#### TASK DESCRIPTION
Can you restate the records below word for word?

[Saved data entries]

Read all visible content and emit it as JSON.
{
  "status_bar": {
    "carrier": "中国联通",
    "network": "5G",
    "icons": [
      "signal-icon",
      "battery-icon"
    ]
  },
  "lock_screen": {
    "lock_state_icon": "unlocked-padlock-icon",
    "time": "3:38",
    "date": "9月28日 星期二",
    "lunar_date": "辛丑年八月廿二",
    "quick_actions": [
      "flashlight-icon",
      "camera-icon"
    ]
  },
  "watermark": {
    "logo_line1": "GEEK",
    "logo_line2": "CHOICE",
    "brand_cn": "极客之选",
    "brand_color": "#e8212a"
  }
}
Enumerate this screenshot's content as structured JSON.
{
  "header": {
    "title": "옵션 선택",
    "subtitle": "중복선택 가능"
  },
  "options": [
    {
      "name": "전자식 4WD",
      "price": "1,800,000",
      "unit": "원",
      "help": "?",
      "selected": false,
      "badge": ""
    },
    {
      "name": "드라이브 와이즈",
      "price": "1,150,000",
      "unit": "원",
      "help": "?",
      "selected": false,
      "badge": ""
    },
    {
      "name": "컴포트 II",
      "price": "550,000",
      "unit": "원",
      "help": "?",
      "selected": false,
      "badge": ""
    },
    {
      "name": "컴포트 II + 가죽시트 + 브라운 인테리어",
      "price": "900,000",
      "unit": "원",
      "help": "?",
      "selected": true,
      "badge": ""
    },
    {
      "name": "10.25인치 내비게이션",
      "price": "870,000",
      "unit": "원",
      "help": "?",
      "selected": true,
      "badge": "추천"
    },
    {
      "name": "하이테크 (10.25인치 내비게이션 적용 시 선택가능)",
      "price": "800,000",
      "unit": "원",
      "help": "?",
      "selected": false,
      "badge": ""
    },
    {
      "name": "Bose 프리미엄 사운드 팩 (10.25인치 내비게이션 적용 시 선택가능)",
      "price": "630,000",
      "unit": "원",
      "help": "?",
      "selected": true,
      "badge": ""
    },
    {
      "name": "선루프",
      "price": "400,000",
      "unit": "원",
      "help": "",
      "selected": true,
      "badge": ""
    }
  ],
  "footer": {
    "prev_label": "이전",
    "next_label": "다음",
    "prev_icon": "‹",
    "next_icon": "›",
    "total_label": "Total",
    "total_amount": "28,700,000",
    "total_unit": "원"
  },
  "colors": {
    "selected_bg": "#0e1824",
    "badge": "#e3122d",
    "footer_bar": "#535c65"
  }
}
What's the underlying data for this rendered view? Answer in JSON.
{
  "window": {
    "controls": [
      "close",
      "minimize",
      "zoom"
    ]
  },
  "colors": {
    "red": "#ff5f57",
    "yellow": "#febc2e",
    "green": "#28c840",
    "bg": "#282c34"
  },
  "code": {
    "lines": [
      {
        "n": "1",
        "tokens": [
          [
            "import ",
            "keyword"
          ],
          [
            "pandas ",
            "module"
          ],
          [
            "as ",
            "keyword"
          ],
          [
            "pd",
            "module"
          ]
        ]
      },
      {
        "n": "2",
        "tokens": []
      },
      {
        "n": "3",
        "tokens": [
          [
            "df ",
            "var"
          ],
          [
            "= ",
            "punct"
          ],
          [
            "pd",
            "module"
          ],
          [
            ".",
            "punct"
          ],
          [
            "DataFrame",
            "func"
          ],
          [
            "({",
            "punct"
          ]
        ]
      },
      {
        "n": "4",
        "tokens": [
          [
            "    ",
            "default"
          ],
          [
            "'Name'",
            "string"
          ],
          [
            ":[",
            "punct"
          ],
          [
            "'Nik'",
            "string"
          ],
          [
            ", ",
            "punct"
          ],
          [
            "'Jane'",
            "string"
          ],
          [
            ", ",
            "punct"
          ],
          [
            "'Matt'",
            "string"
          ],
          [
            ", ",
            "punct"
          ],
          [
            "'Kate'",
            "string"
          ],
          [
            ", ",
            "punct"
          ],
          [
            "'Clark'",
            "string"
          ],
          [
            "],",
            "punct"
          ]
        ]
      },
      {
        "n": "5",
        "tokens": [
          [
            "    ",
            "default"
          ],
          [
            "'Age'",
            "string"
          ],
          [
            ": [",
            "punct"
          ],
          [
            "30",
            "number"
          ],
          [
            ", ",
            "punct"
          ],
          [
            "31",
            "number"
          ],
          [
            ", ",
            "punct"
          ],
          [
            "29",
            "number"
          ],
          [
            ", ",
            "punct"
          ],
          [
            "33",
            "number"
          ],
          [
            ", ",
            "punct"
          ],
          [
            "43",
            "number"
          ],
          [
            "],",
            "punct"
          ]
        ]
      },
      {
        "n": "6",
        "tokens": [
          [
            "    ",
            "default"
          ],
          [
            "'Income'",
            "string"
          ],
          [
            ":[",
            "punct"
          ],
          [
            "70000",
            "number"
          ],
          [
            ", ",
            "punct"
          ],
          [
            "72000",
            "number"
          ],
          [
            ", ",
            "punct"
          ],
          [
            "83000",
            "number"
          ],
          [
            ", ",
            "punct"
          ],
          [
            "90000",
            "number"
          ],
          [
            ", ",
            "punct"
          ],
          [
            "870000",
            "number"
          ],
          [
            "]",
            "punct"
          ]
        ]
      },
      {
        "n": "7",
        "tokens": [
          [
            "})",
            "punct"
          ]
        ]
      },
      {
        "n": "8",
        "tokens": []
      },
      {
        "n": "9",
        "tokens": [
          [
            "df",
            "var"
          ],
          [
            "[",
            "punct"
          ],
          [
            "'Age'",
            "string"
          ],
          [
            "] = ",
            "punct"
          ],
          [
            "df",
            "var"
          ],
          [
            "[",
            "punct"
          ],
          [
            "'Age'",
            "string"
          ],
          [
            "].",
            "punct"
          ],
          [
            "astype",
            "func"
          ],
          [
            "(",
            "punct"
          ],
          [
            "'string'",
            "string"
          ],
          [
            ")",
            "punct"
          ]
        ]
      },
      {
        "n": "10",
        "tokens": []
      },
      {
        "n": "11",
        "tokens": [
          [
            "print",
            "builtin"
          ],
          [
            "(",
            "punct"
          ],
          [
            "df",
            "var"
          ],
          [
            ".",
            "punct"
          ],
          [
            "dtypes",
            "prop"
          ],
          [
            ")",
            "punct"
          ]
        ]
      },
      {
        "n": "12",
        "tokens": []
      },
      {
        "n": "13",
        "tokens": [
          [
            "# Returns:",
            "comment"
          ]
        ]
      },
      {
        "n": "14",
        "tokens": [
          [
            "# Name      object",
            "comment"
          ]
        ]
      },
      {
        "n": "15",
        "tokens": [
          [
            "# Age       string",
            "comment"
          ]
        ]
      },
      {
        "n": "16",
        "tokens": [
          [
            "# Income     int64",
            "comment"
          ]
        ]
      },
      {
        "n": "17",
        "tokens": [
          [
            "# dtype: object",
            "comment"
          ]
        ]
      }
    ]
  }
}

#### FINAL RESULT
Read all visible content and emit it as JSON.
{
  "status_bar": {
    "carrier": "中国联通",
    "network": "5G",
    "icons": [
      "signal-icon",
      "battery-icon"
    ]
  },
  "lock_screen": {
    "lock_state_icon": "unlocked-padlock-icon",
    "time": "3:38",
    "date": "9月28日 星期二",
    "lunar_date": "辛丑年八月廿二",
    "quick_actions": [
      "flashlight-icon",
      "camera-icon"
    ]
  },
  "watermark": {
    "logo_line1": "GEEK",
    "logo_line2": "CHOICE",
    "brand_cn": "极客之选",
    "brand_color": "#e8212a"
  }
}
Enumerate this screenshot's content as structured JSON.
{
  "header": {
    "title": "옵션 선택",
    "subtitle": "중복선택 가능"
  },
  "options": [
    {
      "name": "전자식 4WD",
      "price": "1,800,000",
      "unit": "원",
      "help": "?",
      "selected": false,
      "badge": ""
    },
    {
      "name": "드라이브 와이즈",
      "price": "1,150,000",
      "unit": "원",
      "help": "?",
      "selected": false,
      "badge": ""
    },
    {
      "name": "컴포트 II",
      "price": "550,000",
      "unit": "원",
      "help": "?",
      "selected": false,
      "badge": ""
    },
    {
      "name": "컴포트 II + 가죽시트 + 브라운 인테리어",
      "price": "900,000",
      "unit": "원",
      "help": "?",
      "selected": true,
      "badge": ""
    },
    {
      "name": "10.25인치 내비게이션",
      "price": "870,000",
      "unit": "원",
      "help": "?",
      "selected": true,
      "badge": "추천"
    },
    {
      "name": "하이테크 (10.25인치 내비게이션 적용 시 선택가능)",
      "price": "800,000",
      "unit": "원",
      "help": "?",
      "selected": false,
      "badge": ""
    },
    {
      "name": "Bose 프리미엄 사운드 팩 (10.25인치 내비게이션 적용 시 선택가능)",
      "price": "630,000",
      "unit": "원",
      "help": "?",
      "selected": true,
      "badge": ""
    },
    {
      "name": "선루프",
      "price": "400,000",
      "unit": "원",
      "help": "",
      "selected": true,
      "badge": ""
    }
  ],
  "footer": {
    "prev_label": "이전",
    "next_label": "다음",
    "prev_icon": "‹",
    "next_icon": "›",
    "total_label": "Total",
    "total_amount": "28,700,000",
    "total_unit": "원"
  },
  "colors": {
    "selected_bg": "#0e1824",
    "badge": "#e3122d",
    "footer_bar": "#535c65"
  }
}
What's the underlying data for this rendered view? Answer in JSON.
{
  "window": {
    "controls": [
      "close",
      "minimize",
      "zoom"
    ]
  },
  "colors": {
    "red": "#ff5f57",
    "yellow": "#febc2e",
    "green": "#28c840",
    "bg": "#282c34"
  },
  "code": {
    "lines": [
      {
        "n": "1",
        "tokens": [
          [
            "import ",
            "keyword"
          ],
          [
            "pandas ",
            "module"
          ],
          [
            "as ",
            "keyword"
          ],
          [
            "pd",
            "module"
          ]
        ]
      },
      {
        "n": "2",
        "tokens": []
      },
      {
        "n": "3",
        "tokens": [
          [
            "df ",
            "var"
          ],
          [
            "= ",
            "punct"
          ],
          [
            "pd",
            "module"
          ],
          [
            ".",
            "punct"
          ],
          [
            "DataFrame",
            "func"
          ],
          [
            "({",
            "punct"
          ]
        ]
      },
      {
        "n": "4",
        "tokens": [
          [
            "    ",
            "default"
          ],
          [
            "'Name'",
            "string"
          ],
          [
            ":[",
            "punct"
          ],
          [
            "'Nik'",
            "string"
          ],
          [
            ", ",
            "punct"
          ],
          [
            "'Jane'",
            "string"
          ],
          [
            ", ",
            "punct"
          ],
          [
            "'Matt'",
            "string"
          ],
          [
            ", ",
            "punct"
          ],
          [
            "'Kate'",
            "string"
          ],
          [
            ", ",
            "punct"
          ],
          [
            "'Clark'",
            "string"
          ],
          [
            "],",
            "punct"
          ]
        ]
      },
      {
        "n": "5",
        "tokens": [
          [
            "    ",
            "default"
          ],
          [
            "'Age'",
            "string"
          ],
          [
            ": [",
            "punct"
          ],
          [
            "30",
            "number"
          ],
          [
            ", ",
            "punct"
          ],
          [
            "31",
            "number"
          ],
          [
            ", ",
            "punct"
          ],
          [
            "29",
            "number"
          ],
          [
            ", ",
            "punct"
          ],
          [
            "33",
            "number"
          ],
          [
            ", ",
            "punct"
          ],
          [
            "43",
            "number"
          ],
          [
            "],",
            "punct"
          ]
        ]
      },
      {
        "n": "6",
        "tokens": [
          [
            "    ",
            "default"
          ],
          [
            "'Income'",
            "string"
          ],
          [
            ":[",
            "punct"
          ],
          [
            "70000",
            "number"
          ],
          [
            ", ",
            "punct"
          ],
          [
            "72000",
            "number"
          ],
          [
            ", ",
            "punct"
          ],
          [
            "83000",
            "number"
          ],
          [
            ", ",
            "punct"
          ],
          [
            "90000",
            "number"
          ],
          [
            ", ",
            "punct"
          ],
          [
            "870000",
            "number"
          ],
          [
            "]",
            "punct"
          ]
        ]
      },
      {
        "n": "7",
        "tokens": [
          [
            "})",
            "punct"
          ]
        ]
      },
      {
        "n": "8",
        "tokens": []
      },
      {
        "n": "9",
        "tokens": [
          [
            "df",
            "var"
          ],
          [
            "[",
            "punct"
          ],
          [
            "'Age'",
            "string"
          ],
          [
            "] = ",
            "punct"
          ],
          [
            "df",
            "var"
          ],
          [
            "[",
            "punct"
          ],
          [
            "'Age'",
            "string"
          ],
          [
            "].",
            "punct"
          ],
          [
            "astype",
            "func"
          ],
          [
            "(",
            "punct"
          ],
          [
            "'string'",
            "string"
          ],
          [
            ")",
            "punct"
          ]
        ]
      },
      {
        "n": "10",
        "tokens": []
      },
      {
        "n": "11",
        "tokens": [
          [
            "print",
            "builtin"
          ],
          [
            "(",
            "punct"
          ],
          [
            "df",
            "var"
          ],
          [
            ".",
            "punct"
          ],
          [
            "dtypes",
            "prop"
          ],
          [
            ")",
            "punct"
          ]
        ]
      },
      {
        "n": "12",
        "tokens": []
      },
      {
        "n": "13",
        "tokens": [
          [
            "# Returns:",
            "comment"
          ]
        ]
      },
      {
        "n": "14",
        "tokens": [
          [
            "# Name      object",
            "comment"
          ]
        ]
      },
      {
        "n": "15",
        "tokens": [
          [
            "# Age       string",
            "comment"
          ]
        ]
      },
      {
        "n": "16",
        "tokens": [
          [
            "# Income     int64",
            "comment"
          ]
        ]
      },
      {
        "n": "17",
        "tokens": [
          [
            "# dtype: object",
            "comment"
          ]
        ]
      }
    ]
  }
}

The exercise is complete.